▶ [WHAT TO PRODUCE]: Nothing should be left out: output all of the entries exactly.

-- START --

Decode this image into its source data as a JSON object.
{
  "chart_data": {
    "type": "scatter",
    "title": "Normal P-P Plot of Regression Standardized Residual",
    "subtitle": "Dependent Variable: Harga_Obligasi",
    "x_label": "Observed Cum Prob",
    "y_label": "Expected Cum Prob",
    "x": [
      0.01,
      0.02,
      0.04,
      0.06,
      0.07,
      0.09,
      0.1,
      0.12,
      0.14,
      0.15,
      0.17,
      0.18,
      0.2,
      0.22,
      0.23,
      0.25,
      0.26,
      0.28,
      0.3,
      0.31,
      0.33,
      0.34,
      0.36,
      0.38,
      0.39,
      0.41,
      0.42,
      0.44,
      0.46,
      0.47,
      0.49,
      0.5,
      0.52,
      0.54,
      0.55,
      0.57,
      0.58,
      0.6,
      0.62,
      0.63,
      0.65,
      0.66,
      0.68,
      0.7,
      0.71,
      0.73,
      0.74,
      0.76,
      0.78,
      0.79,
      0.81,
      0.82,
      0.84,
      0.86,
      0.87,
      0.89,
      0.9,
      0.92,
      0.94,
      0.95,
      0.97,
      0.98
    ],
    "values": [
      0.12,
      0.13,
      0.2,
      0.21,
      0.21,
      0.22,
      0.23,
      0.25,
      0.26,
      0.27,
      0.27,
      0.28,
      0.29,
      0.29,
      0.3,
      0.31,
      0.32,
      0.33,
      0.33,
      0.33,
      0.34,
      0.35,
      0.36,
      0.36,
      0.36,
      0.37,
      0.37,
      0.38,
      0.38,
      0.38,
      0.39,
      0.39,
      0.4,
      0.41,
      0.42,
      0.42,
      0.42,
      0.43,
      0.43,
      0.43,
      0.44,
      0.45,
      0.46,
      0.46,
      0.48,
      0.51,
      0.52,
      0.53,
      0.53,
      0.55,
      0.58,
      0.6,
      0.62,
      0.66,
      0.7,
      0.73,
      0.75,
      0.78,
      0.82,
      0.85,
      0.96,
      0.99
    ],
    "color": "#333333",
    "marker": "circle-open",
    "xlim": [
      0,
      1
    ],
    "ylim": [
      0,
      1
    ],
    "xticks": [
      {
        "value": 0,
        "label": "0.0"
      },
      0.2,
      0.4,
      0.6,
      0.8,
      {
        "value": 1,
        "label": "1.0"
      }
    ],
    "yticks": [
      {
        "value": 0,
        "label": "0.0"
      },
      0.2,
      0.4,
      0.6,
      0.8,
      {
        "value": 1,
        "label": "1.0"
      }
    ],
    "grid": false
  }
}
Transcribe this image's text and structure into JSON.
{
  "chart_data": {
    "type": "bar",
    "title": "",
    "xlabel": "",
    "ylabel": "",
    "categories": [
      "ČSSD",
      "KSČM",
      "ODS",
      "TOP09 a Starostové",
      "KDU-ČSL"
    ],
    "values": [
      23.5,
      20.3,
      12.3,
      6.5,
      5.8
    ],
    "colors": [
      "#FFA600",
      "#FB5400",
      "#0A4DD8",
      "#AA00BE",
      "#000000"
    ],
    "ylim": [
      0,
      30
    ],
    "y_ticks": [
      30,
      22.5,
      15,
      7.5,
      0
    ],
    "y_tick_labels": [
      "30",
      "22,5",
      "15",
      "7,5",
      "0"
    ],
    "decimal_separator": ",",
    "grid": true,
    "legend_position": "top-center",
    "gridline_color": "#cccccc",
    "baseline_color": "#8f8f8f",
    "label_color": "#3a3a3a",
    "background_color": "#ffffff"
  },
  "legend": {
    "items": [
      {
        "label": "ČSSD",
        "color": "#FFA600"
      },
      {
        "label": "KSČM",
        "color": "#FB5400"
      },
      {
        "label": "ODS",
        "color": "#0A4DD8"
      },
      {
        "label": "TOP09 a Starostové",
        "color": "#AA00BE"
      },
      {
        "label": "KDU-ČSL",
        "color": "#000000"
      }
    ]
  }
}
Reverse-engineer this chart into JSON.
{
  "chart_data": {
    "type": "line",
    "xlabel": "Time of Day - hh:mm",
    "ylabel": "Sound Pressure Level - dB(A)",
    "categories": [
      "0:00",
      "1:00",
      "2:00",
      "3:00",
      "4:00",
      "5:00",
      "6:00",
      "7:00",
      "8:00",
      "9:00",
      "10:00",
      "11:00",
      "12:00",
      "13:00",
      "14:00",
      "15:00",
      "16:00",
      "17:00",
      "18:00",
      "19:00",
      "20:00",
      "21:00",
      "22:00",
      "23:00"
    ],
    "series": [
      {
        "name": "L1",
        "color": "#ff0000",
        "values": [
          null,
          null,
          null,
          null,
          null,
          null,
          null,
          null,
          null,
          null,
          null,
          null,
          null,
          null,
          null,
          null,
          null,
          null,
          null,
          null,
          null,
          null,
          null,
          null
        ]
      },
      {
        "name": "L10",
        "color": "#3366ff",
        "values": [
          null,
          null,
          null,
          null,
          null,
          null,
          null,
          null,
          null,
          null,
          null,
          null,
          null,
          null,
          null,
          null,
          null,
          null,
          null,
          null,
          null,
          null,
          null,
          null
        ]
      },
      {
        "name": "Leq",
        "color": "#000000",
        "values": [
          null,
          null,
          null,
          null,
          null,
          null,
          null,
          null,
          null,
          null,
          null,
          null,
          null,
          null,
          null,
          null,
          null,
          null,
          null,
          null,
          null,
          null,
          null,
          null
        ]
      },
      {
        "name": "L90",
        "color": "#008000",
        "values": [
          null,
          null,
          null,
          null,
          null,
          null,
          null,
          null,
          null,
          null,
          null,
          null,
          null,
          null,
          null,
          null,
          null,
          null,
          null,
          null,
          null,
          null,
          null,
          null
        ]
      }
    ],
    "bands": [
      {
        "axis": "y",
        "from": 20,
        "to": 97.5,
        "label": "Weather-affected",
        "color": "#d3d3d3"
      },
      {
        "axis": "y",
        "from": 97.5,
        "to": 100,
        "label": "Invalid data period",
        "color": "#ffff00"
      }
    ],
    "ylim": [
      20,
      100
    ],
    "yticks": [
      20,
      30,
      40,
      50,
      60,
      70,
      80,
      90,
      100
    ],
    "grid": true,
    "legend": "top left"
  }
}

-- END --

▶ [SOLUTION]:
Decode this image into its source data as a JSON object.
{
  "chart_data": {
    "type": "scatter",
    "title": "Normal P-P Plot of Regression Standardized Residual",
    "subtitle": "Dependent Variable: Harga_Obligasi",
    "x_label": "Observed Cum Prob",
    "y_label": "Expected Cum Prob",
    "x": [
      0.01,
      0.02,
      0.04,
      0.06,
      0.07,
      0.09,
      0.1,
      0.12,
      0.14,
      0.15,
      0.17,
      0.18,
      0.2,
      0.22,
      0.23,
      0.25,
      0.26,
      0.28,
      0.3,
      0.31,
      0.33,
      0.34,
      0.36,
      0.38,
      0.39,
      0.41,
      0.42,
      0.44,
      0.46,
      0.47,
      0.49,
      0.5,
      0.52,
      0.54,
      0.55,
      0.57,
      0.58,
      0.6,
      0.62,
      0.63,
      0.65,
      0.66,
      0.68,
      0.7,
      0.71,
      0.73,
      0.74,
      0.76,
      0.78,
      0.79,
      0.81,
      0.82,
      0.84,
      0.86,
      0.87,
      0.89,
      0.9,
      0.92,
      0.94,
      0.95,
      0.97,
      0.98
    ],
    "values": [
      0.12,
      0.13,
      0.2,
      0.21,
      0.21,
      0.22,
      0.23,
      0.25,
      0.26,
      0.27,
      0.27,
      0.28,
      0.29,
      0.29,
      0.3,
      0.31,
      0.32,
      0.33,
      0.33,
      0.33,
      0.34,
      0.35,
      0.36,
      0.36,
      0.36,
      0.37,
      0.37,
      0.38,
      0.38,
      0.38,
      0.39,
      0.39,
      0.4,
      0.41,
      0.42,
      0.42,
      0.42,
      0.43,
      0.43,
      0.43,
      0.44,
      0.45,
      0.46,
      0.46,
      0.48,
      0.51,
      0.52,
      0.53,
      0.53,
      0.55,
      0.58,
      0.6,
      0.62,
      0.66,
      0.7,
      0.73,
      0.75,
      0.78,
      0.82,
      0.85,
      0.96,
      0.99
    ],
    "color": "#333333",
    "marker": "circle-open",
    "xlim": [
      0,
      1
    ],
    "ylim": [
      0,
      1
    ],
    "xticks": [
      {
        "value": 0,
        "label": "0.0"
      },
      0.2,
      0.4,
      0.6,
      0.8,
      {
        "value": 1,
        "label": "1.0"
      }
    ],
    "yticks": [
      {
        "value": 0,
        "label": "0.0"
      },
      0.2,
      0.4,
      0.6,
      0.8,
      {
        "value": 1,
        "label": "1.0"
      }
    ],
    "grid": false
  }
}
Transcribe this image's text and structure into JSON.
{
  "chart_data": {
    "type": "bar",
    "title": "",
    "xlabel": "",
    "ylabel": "",
    "categories": [
      "ČSSD",
      "KSČM",
      "ODS",
      "TOP09 a Starostové",
      "KDU-ČSL"
    ],
    "values": [
      23.5,
      20.3,
      12.3,
      6.5,
      5.8
    ],
    "colors": [
      "#FFA600",
      "#FB5400",
      "#0A4DD8",
      "#AA00BE",
      "#000000"
    ],
    "ylim": [
      0,
      30
    ],
    "y_ticks": [
      30,
      22.5,
      15,
      7.5,
      0
    ],
    "y_tick_labels": [
      "30",
      "22,5",
      "15",
      "7,5",
      "0"
    ],
    "decimal_separator": ",",
    "grid": true,
    "legend_position": "top-center",
    "gridline_color": "#cccccc",
    "baseline_color": "#8f8f8f",
    "label_color": "#3a3a3a",
    "background_color": "#ffffff"
  },
  "legend": {
    "items": [
      {
        "label": "ČSSD",
        "color": "#FFA600"
      },
      {
        "label": "KSČM",
        "color": "#FB5400"
      },
      {
        "label": "ODS",
        "color": "#0A4DD8"
      },
      {
        "label": "TOP09 a Starostové",
        "color": "#AA00BE"
      },
      {
        "label": "KDU-ČSL",
        "color": "#000000"
      }
    ]
  }
}
Reverse-engineer this chart into JSON.
{
  "chart_data": {
    "type": "line",
    "xlabel": "Time of Day - hh:mm",
    "ylabel": "Sound Pressure Level - dB(A)",
    "categories": [
      "0:00",
      "1:00",
      "2:00",
      "3:00",
      "4:00",
      "5:00",
      "6:00",
      "7:00",
      "8:00",
      "9:00",
      "10:00",
      "11:00",
      "12:00",
      "13:00",
      "14:00",
      "15:00",
      "16:00",
      "17:00",
      "18:00",
      "19:00",
      "20:00",
      "21:00",
      "22:00",
      "23:00"
    ],
    "series": [
      {
        "name": "L1",
        "color": "#ff0000",
        "values": [
          null,
          null,
          null,
          null,
          null,
          null,
          null,
          null,
          null,
          null,
          null,
          null,
          null,
          null,
          null,
          null,
          null,
          null,
          null,
          null,
          null,
          null,
          null,
          null
        ]
      },
      {
        "name": "L10",
        "color": "#3366ff",
        "values": [
          null,
          null,
          null,
          null,
          null,
          null,
          null,
          null,
          null,
          null,
          null,
          null,
          null,
          null,
          null,
          null,
          null,
          null,
          null,
          null,
          null,
          null,
          null,
          null
        ]
      },
      {
        "name": "Leq",
        "color": "#000000",
        "values": [
          null,
          null,
          null,
          null,
          null,
          null,
          null,
          null,
          null,
          null,
          null,
          null,
          null,
          null,
          null,
          null,
          null,
          null,
          null,
          null,
          null,
          null,
          null,
          null
        ]
      },
      {
        "name": "L90",
        "color": "#008000",
        "values": [
          null,
          null,
          null,
          null,
          null,
          null,
          null,
          null,
          null,
          null,
          null,
          null,
          null,
          null,
          null,
          null,
          null,
          null,
          null,
          null,
          null,
          null,
          null,
          null
        ]
      }
    ],
    "bands": [
      {
        "axis": "y",
        "from": 20,
        "to": 97.5,
        "label": "Weather-affected",
        "color": "#d3d3d3"
      },
      {
        "axis": "y",
        "from": 97.5,
        "to": 100,
        "label": "Invalid data period",
        "color": "#ffff00"
      }
    ],
    "ylim": [
      20,
      100
    ],
    "yticks": [
      20,
      30,
      40,
      50,
      60,
      70,
      80,
      90,
      100
    ],
    "grid": true,
    "legend": "top left"
  }
}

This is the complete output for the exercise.